* Requirement
Copy out these items exactly, starting with the line that contains "square-b2[interactable]: ♟♙ xyxy=(93,187,150,245)" and going on through the line that contains "square-h5[interactable] xyxy=(435,13,492,71)".
begin Entries supplied
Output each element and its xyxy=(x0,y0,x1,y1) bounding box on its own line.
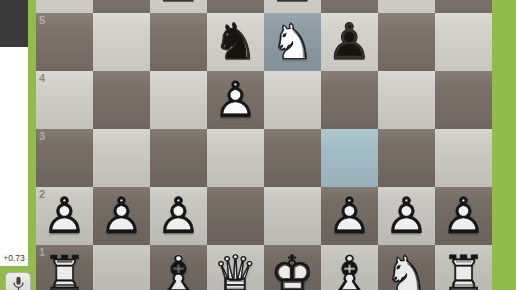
square-b2[interactable]: ♟♙ xyxy=(93,187,150,245)
square-h3[interactable] xyxy=(435,129,492,187)
piece-wP-f2[interactable]: ♟♙ xyxy=(321,187,378,245)
piece-outline-glyph: ♙ xyxy=(378,187,435,245)
piece-outline-glyph: ♘ xyxy=(207,13,264,71)
piece-bP-e6[interactable]: ♟♙ xyxy=(264,0,321,13)
piece-outline-glyph: ♙ xyxy=(36,187,93,245)
piece-bP-c6[interactable]: ♟♙ xyxy=(150,0,207,13)
piece-outline-glyph: ♖ xyxy=(435,245,492,290)
square-c2[interactable]: ♟♙ xyxy=(150,187,207,245)
piece-outline-glyph: ♗ xyxy=(321,245,378,290)
piece-wR-a1[interactable]: ♜♖ xyxy=(36,245,93,290)
piece-wB-f1[interactable]: ♝♗ xyxy=(321,245,378,290)
piece-wN-e5[interactable]: ♞♘ xyxy=(264,13,321,71)
square-d2[interactable] xyxy=(207,187,264,245)
mic-button[interactable] xyxy=(5,272,31,290)
square-e2[interactable] xyxy=(264,187,321,245)
square-a1[interactable]: 1♜♖ xyxy=(36,245,93,290)
square-a4[interactable]: 4 xyxy=(36,71,93,129)
square-f4[interactable] xyxy=(321,71,378,129)
square-a2[interactable]: 2♟♙ xyxy=(36,187,93,245)
square-d5[interactable]: ♞♘ xyxy=(207,13,264,71)
piece-outline-glyph: ♙ xyxy=(207,71,264,129)
square-b4[interactable] xyxy=(93,71,150,129)
piece-outline-glyph: ♖ xyxy=(36,245,93,290)
square-f2[interactable]: ♟♙ xyxy=(321,187,378,245)
square-h5[interactable] xyxy=(435,13,492,71)
video-frame: +0.73 ♟♙♟♙5♞♘♞♘♟♙4♟♙32♟♙♟♙♟♙♟♙♟♙♟♙1♜♖♝♗♛… xyxy=(0,0,516,290)
square-e3[interactable] xyxy=(264,129,321,187)
piece-wP-h2[interactable]: ♟♙ xyxy=(435,187,492,245)
square-d1[interactable]: ♛♕ xyxy=(207,245,264,290)
square-h6[interactable] xyxy=(435,0,492,13)
rank-label-5: 5 xyxy=(39,14,45,26)
square-b3[interactable] xyxy=(93,129,150,187)
piece-bP-f5[interactable]: ♟♙ xyxy=(321,13,378,71)
piece-wP-g2[interactable]: ♟♙ xyxy=(378,187,435,245)
piece-outline-glyph: ♙ xyxy=(150,187,207,245)
square-e4[interactable] xyxy=(264,71,321,129)
square-g2[interactable]: ♟♙ xyxy=(378,187,435,245)
square-c1[interactable]: ♝♗ xyxy=(150,245,207,290)
piece-wQ-d1[interactable]: ♛♕ xyxy=(207,245,264,290)
square-f6[interactable] xyxy=(321,0,378,13)
piece-wK-e1[interactable]: ♚♔ xyxy=(264,245,321,290)
piece-outline-glyph: ♙ xyxy=(321,13,378,71)
square-f3[interactable] xyxy=(321,129,378,187)
evaluation-bar-black-segment xyxy=(0,0,28,47)
piece-bN-d5[interactable]: ♞♘ xyxy=(207,13,264,71)
piece-outline-glyph: ♕ xyxy=(207,245,264,290)
square-g3[interactable] xyxy=(378,129,435,187)
square-h2[interactable]: ♟♙ xyxy=(435,187,492,245)
square-c5[interactable] xyxy=(150,13,207,71)
square-a6[interactable] xyxy=(36,0,93,13)
piece-outline-glyph: ♙ xyxy=(321,187,378,245)
piece-wP-c2[interactable]: ♟♙ xyxy=(150,187,207,245)
square-g1[interactable]: ♞♘ xyxy=(378,245,435,290)
square-g4[interactable] xyxy=(378,71,435,129)
square-d4[interactable]: ♟♙ xyxy=(207,71,264,129)
square-g6[interactable] xyxy=(378,0,435,13)
piece-wN-g1[interactable]: ♞♘ xyxy=(378,245,435,290)
piece-outline-glyph: ♙ xyxy=(150,0,207,13)
square-b5[interactable] xyxy=(93,13,150,71)
microphone-icon xyxy=(13,276,24,290)
square-c4[interactable] xyxy=(150,71,207,129)
piece-wP-d4[interactable]: ♟♙ xyxy=(207,71,264,129)
piece-outline-glyph: ♙ xyxy=(264,0,321,13)
square-h1[interactable]: ♜♖ xyxy=(435,245,492,290)
piece-wR-h1[interactable]: ♜♖ xyxy=(435,245,492,290)
square-f1[interactable]: ♝♗ xyxy=(321,245,378,290)
chess-board: ♟♙♟♙5♞♘♞♘♟♙4♟♙32♟♙♟♙♟♙♟♙♟♙♟♙1♜♖♝♗♛♕♚♔♝♗♞… xyxy=(36,0,492,290)
piece-wP-a2[interactable]: ♟♙ xyxy=(36,187,93,245)
piece-outline-glyph: ♙ xyxy=(435,187,492,245)
piece-outline-glyph: ♗ xyxy=(150,245,207,290)
rank-label-4: 4 xyxy=(39,72,45,84)
square-e5[interactable]: ♞♘ xyxy=(264,13,321,71)
rank-label-3: 3 xyxy=(39,130,45,142)
square-e6[interactable]: ♟♙ xyxy=(264,0,321,13)
square-f5[interactable]: ♟♙ xyxy=(321,13,378,71)
evaluation-value: +0.73 xyxy=(0,253,28,263)
square-b1[interactable] xyxy=(93,245,150,290)
piece-wB-c1[interactable]: ♝♗ xyxy=(150,245,207,290)
square-h4[interactable] xyxy=(435,71,492,129)
square-d3[interactable] xyxy=(207,129,264,187)
piece-wP-b2[interactable]: ♟♙ xyxy=(93,187,150,245)
square-a3[interactable]: 3 xyxy=(36,129,93,187)
piece-outline-glyph: ♔ xyxy=(264,245,321,290)
square-a5[interactable]: 5 xyxy=(36,13,93,71)
square-e1[interactable]: ♚♔ xyxy=(264,245,321,290)
square-b6[interactable] xyxy=(93,0,150,13)
square-d6[interactable] xyxy=(207,0,264,13)
square-c6[interactable]: ♟♙ xyxy=(150,0,207,13)
square-c3[interactable] xyxy=(150,129,207,187)
evaluation-bar: +0.73 xyxy=(0,0,28,266)
piece-outline-glyph: ♘ xyxy=(264,13,321,71)
piece-outline-glyph: ♙ xyxy=(93,187,150,245)
square-g5[interactable] xyxy=(378,13,435,71)
piece-outline-glyph: ♘ xyxy=(378,245,435,290)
end Entries supplied
* Completed exercise
square-b2[interactable]: ♟♙ xyxy=(93,187,150,245)
square-h3[interactable] xyxy=(435,129,492,187)
piece-wP-f2[interactable]: ♟♙ xyxy=(321,187,378,245)
piece-outline-glyph: ♙ xyxy=(378,187,435,245)
piece-outline-glyph: ♘ xyxy=(207,13,264,71)
piece-bP-e6[interactable]: ♟♙ xyxy=(264,0,321,13)
piece-outline-glyph: ♙ xyxy=(36,187,93,245)
piece-bP-c6[interactable]: ♟♙ xyxy=(150,0,207,13)
piece-outline-glyph: ♖ xyxy=(435,245,492,290)
square-c2[interactable]: ♟♙ xyxy=(150,187,207,245)
piece-outline-glyph: ♗ xyxy=(321,245,378,290)
piece-wR-a1[interactable]: ♜♖ xyxy=(36,245,93,290)
piece-wB-f1[interactable]: ♝♗ xyxy=(321,245,378,290)
piece-wN-e5[interactable]: ♞♘ xyxy=(264,13,321,71)
square-d2[interactable] xyxy=(207,187,264,245)
mic-button[interactable] xyxy=(5,272,31,290)
square-e2[interactable] xyxy=(264,187,321,245)
square-a1[interactable]: 1♜♖ xyxy=(36,245,93,290)
square-a4[interactable]: 4 xyxy=(36,71,93,129)
square-f4[interactable] xyxy=(321,71,378,129)
square-a2[interactable]: 2♟♙ xyxy=(36,187,93,245)
square-d5[interactable]: ♞♘ xyxy=(207,13,264,71)
piece-outline-glyph: ♙ xyxy=(207,71,264,129)
square-b4[interactable] xyxy=(93,71,150,129)
piece-outline-glyph: ♖ xyxy=(36,245,93,290)
square-f2[interactable]: ♟♙ xyxy=(321,187,378,245)
square-h5[interactable] xyxy=(435,13,492,71)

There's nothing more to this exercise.